=== Your goal ===
Pull out every line from the listing that has the word "xlabel".

Records that describe figures:
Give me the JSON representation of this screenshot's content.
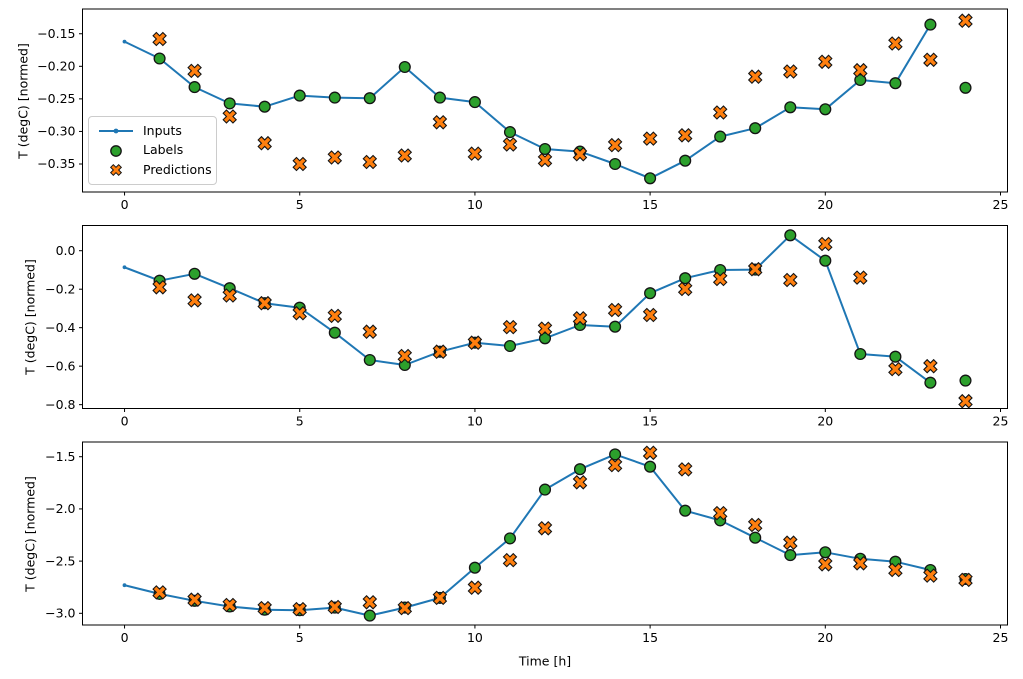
{
  "figure": {
    "background": "#ffffff",
    "xlabel": "Time [h]",
    "ylabel": "T (degC) [normed]",
    "legend": {
      "position": "upper-left-of-first-subplot",
      "items": [
        {
          "label": "Inputs",
          "marker": "line-with-dot",
          "color": "#1f77b4"
        },
        {
          "label": "Labels",
          "marker": "filled-circle",
          "color": "#2ca02c"
        },
        {
          "label": "Predictions",
          "marker": "filled-x",
          "color": "#ff7f0e"
        }
      ]
    },
    "colors": {
      "inputs_line": "#1f77b4",
      "labels_marker": "#2ca02c",
      "predictions_marker": "#ff7f0e",
      "marker_edge": "#141414",
      "axes": "#000000"
    }
  },
  "chart_data": [
    {
      "type": "line",
      "subplot": 1,
      "ylabel": "T (degC) [normed]",
      "xlabel": "",
      "grid": false,
      "xlim": [
        -1.2,
        25.2
      ],
      "ylim": [
        -0.393,
        -0.112
      ],
      "xticks": {
        "values": [
          0,
          5,
          10,
          15,
          20,
          25
        ],
        "labels": [
          "0",
          "5",
          "10",
          "15",
          "20",
          "25"
        ]
      },
      "yticks": {
        "values": [
          -0.15,
          -0.2,
          -0.25,
          -0.3,
          -0.35
        ],
        "labels": [
          "−0.15",
          "−0.20",
          "−0.25",
          "−0.30",
          "−0.35"
        ]
      },
      "series": [
        {
          "name": "Inputs",
          "kind": "line",
          "marker": "dot",
          "color": "#1f77b4",
          "x": [
            0,
            1,
            2,
            3,
            4,
            5,
            6,
            7,
            8,
            9,
            10,
            11,
            12,
            13,
            14,
            15,
            16,
            17,
            18,
            19,
            20,
            21,
            22,
            23
          ],
          "values": [
            -0.162,
            -0.188,
            -0.232,
            -0.257,
            -0.262,
            -0.245,
            -0.248,
            -0.249,
            -0.201,
            -0.248,
            -0.255,
            -0.301,
            -0.327,
            -0.331,
            -0.35,
            -0.372,
            -0.345,
            -0.308,
            -0.295,
            -0.263,
            -0.266,
            -0.221,
            -0.226,
            -0.136
          ]
        },
        {
          "name": "Labels",
          "kind": "scatter",
          "marker": "circle",
          "color": "#2ca02c",
          "x": [
            1,
            2,
            3,
            4,
            5,
            6,
            7,
            8,
            9,
            10,
            11,
            12,
            13,
            14,
            15,
            16,
            17,
            18,
            19,
            20,
            21,
            22,
            23,
            24
          ],
          "values": [
            -0.188,
            -0.232,
            -0.257,
            -0.262,
            -0.245,
            -0.248,
            -0.249,
            -0.201,
            -0.248,
            -0.255,
            -0.301,
            -0.327,
            -0.331,
            -0.35,
            -0.372,
            -0.345,
            -0.308,
            -0.295,
            -0.263,
            -0.266,
            -0.221,
            -0.226,
            -0.136,
            -0.233
          ]
        },
        {
          "name": "Predictions",
          "kind": "scatter",
          "marker": "X",
          "color": "#ff7f0e",
          "x": [
            1,
            2,
            3,
            4,
            5,
            6,
            7,
            8,
            9,
            10,
            11,
            12,
            13,
            14,
            15,
            16,
            17,
            18,
            19,
            20,
            21,
            22,
            23,
            24
          ],
          "values": [
            -0.158,
            -0.207,
            -0.277,
            -0.318,
            -0.35,
            -0.34,
            -0.347,
            -0.337,
            -0.286,
            -0.334,
            -0.32,
            -0.344,
            -0.335,
            -0.321,
            -0.311,
            -0.306,
            -0.271,
            -0.216,
            -0.208,
            -0.193,
            -0.206,
            -0.165,
            -0.19,
            -0.13
          ]
        }
      ]
    },
    {
      "type": "line",
      "subplot": 2,
      "ylabel": "T (degC) [normed]",
      "xlabel": "",
      "grid": false,
      "xlim": [
        -1.2,
        25.2
      ],
      "ylim": [
        -0.82,
        0.131
      ],
      "xticks": {
        "values": [
          0,
          5,
          10,
          15,
          20,
          25
        ],
        "labels": [
          "0",
          "5",
          "10",
          "15",
          "20",
          "25"
        ]
      },
      "yticks": {
        "values": [
          0.0,
          -0.2,
          -0.4,
          -0.6,
          -0.8
        ],
        "labels": [
          "0.0",
          "−0.2",
          "−0.4",
          "−0.6",
          "−0.8"
        ]
      },
      "series": [
        {
          "name": "Inputs",
          "kind": "line",
          "marker": "dot",
          "color": "#1f77b4",
          "x": [
            0,
            1,
            2,
            3,
            4,
            5,
            6,
            7,
            8,
            9,
            10,
            11,
            12,
            13,
            14,
            15,
            16,
            17,
            18,
            19,
            20,
            21,
            22,
            23
          ],
          "values": [
            -0.086,
            -0.156,
            -0.12,
            -0.195,
            -0.273,
            -0.296,
            -0.426,
            -0.568,
            -0.594,
            -0.525,
            -0.478,
            -0.495,
            -0.455,
            -0.386,
            -0.395,
            -0.221,
            -0.143,
            -0.1,
            -0.098,
            0.08,
            -0.052,
            -0.537,
            -0.551,
            -0.686
          ]
        },
        {
          "name": "Labels",
          "kind": "scatter",
          "marker": "circle",
          "color": "#2ca02c",
          "x": [
            1,
            2,
            3,
            4,
            5,
            6,
            7,
            8,
            9,
            10,
            11,
            12,
            13,
            14,
            15,
            16,
            17,
            18,
            19,
            20,
            21,
            22,
            23,
            24
          ],
          "values": [
            -0.156,
            -0.12,
            -0.195,
            -0.273,
            -0.296,
            -0.426,
            -0.568,
            -0.594,
            -0.525,
            -0.478,
            -0.495,
            -0.455,
            -0.386,
            -0.395,
            -0.221,
            -0.143,
            -0.1,
            -0.098,
            0.08,
            -0.052,
            -0.537,
            -0.551,
            -0.686,
            -0.675
          ]
        },
        {
          "name": "Predictions",
          "kind": "scatter",
          "marker": "X",
          "color": "#ff7f0e",
          "x": [
            1,
            2,
            3,
            4,
            5,
            6,
            7,
            8,
            9,
            10,
            11,
            12,
            13,
            14,
            15,
            16,
            17,
            18,
            19,
            20,
            21,
            22,
            23,
            24
          ],
          "values": [
            -0.19,
            -0.258,
            -0.233,
            -0.273,
            -0.325,
            -0.339,
            -0.421,
            -0.547,
            -0.525,
            -0.478,
            -0.397,
            -0.405,
            -0.351,
            -0.308,
            -0.334,
            -0.199,
            -0.147,
            -0.096,
            -0.152,
            0.035,
            -0.14,
            -0.615,
            -0.6,
            -0.782
          ]
        }
      ]
    },
    {
      "type": "line",
      "subplot": 3,
      "ylabel": "T (degC) [normed]",
      "xlabel": "Time [h]",
      "grid": false,
      "xlim": [
        -1.2,
        25.2
      ],
      "ylim": [
        -3.112,
        -1.359
      ],
      "xticks": {
        "values": [
          0,
          5,
          10,
          15,
          20,
          25
        ],
        "labels": [
          "0",
          "5",
          "10",
          "15",
          "20",
          "25"
        ]
      },
      "yticks": {
        "values": [
          -1.5,
          -2.0,
          -2.5,
          -3.0
        ],
        "labels": [
          "−1.5",
          "−2.0",
          "−2.5",
          "−3.0"
        ]
      },
      "series": [
        {
          "name": "Inputs",
          "kind": "line",
          "marker": "dot",
          "color": "#1f77b4",
          "x": [
            0,
            1,
            2,
            3,
            4,
            5,
            6,
            7,
            8,
            9,
            10,
            11,
            12,
            13,
            14,
            15,
            16,
            17,
            18,
            19,
            20,
            21,
            22,
            23
          ],
          "values": [
            -2.731,
            -2.814,
            -2.88,
            -2.935,
            -2.965,
            -2.97,
            -2.945,
            -3.022,
            -2.945,
            -2.852,
            -2.563,
            -2.282,
            -1.815,
            -1.62,
            -1.478,
            -1.596,
            -2.017,
            -2.11,
            -2.276,
            -2.442,
            -2.416,
            -2.478,
            -2.506,
            -2.585
          ]
        },
        {
          "name": "Labels",
          "kind": "scatter",
          "marker": "circle",
          "color": "#2ca02c",
          "x": [
            1,
            2,
            3,
            4,
            5,
            6,
            7,
            8,
            9,
            10,
            11,
            12,
            13,
            14,
            15,
            16,
            17,
            18,
            19,
            20,
            21,
            22,
            23,
            24
          ],
          "values": [
            -2.814,
            -2.88,
            -2.935,
            -2.965,
            -2.97,
            -2.945,
            -3.022,
            -2.945,
            -2.852,
            -2.563,
            -2.282,
            -1.815,
            -1.62,
            -1.478,
            -1.596,
            -2.017,
            -2.11,
            -2.276,
            -2.442,
            -2.416,
            -2.478,
            -2.506,
            -2.585,
            -2.671
          ]
        },
        {
          "name": "Predictions",
          "kind": "scatter",
          "marker": "X",
          "color": "#ff7f0e",
          "x": [
            1,
            2,
            3,
            4,
            5,
            6,
            7,
            8,
            9,
            10,
            11,
            12,
            13,
            14,
            15,
            16,
            17,
            18,
            19,
            20,
            21,
            22,
            23,
            24
          ],
          "values": [
            -2.8,
            -2.87,
            -2.92,
            -2.95,
            -2.96,
            -2.94,
            -2.895,
            -2.95,
            -2.852,
            -2.755,
            -2.49,
            -2.186,
            -1.745,
            -1.58,
            -1.462,
            -1.621,
            -2.04,
            -2.154,
            -2.324,
            -2.531,
            -2.521,
            -2.585,
            -2.639,
            -2.68
          ]
        }
      ]
    }
  ]
}
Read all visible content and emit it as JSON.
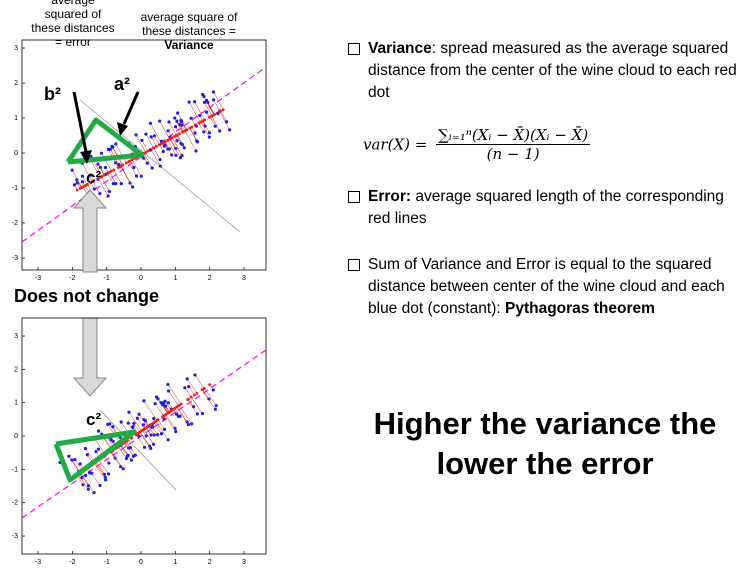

=== Solution to this task ===
    "xlabel": "Time [h]",
      "xlabel": "",
      "xlabel": "",
      "xlabel": "Time [h]",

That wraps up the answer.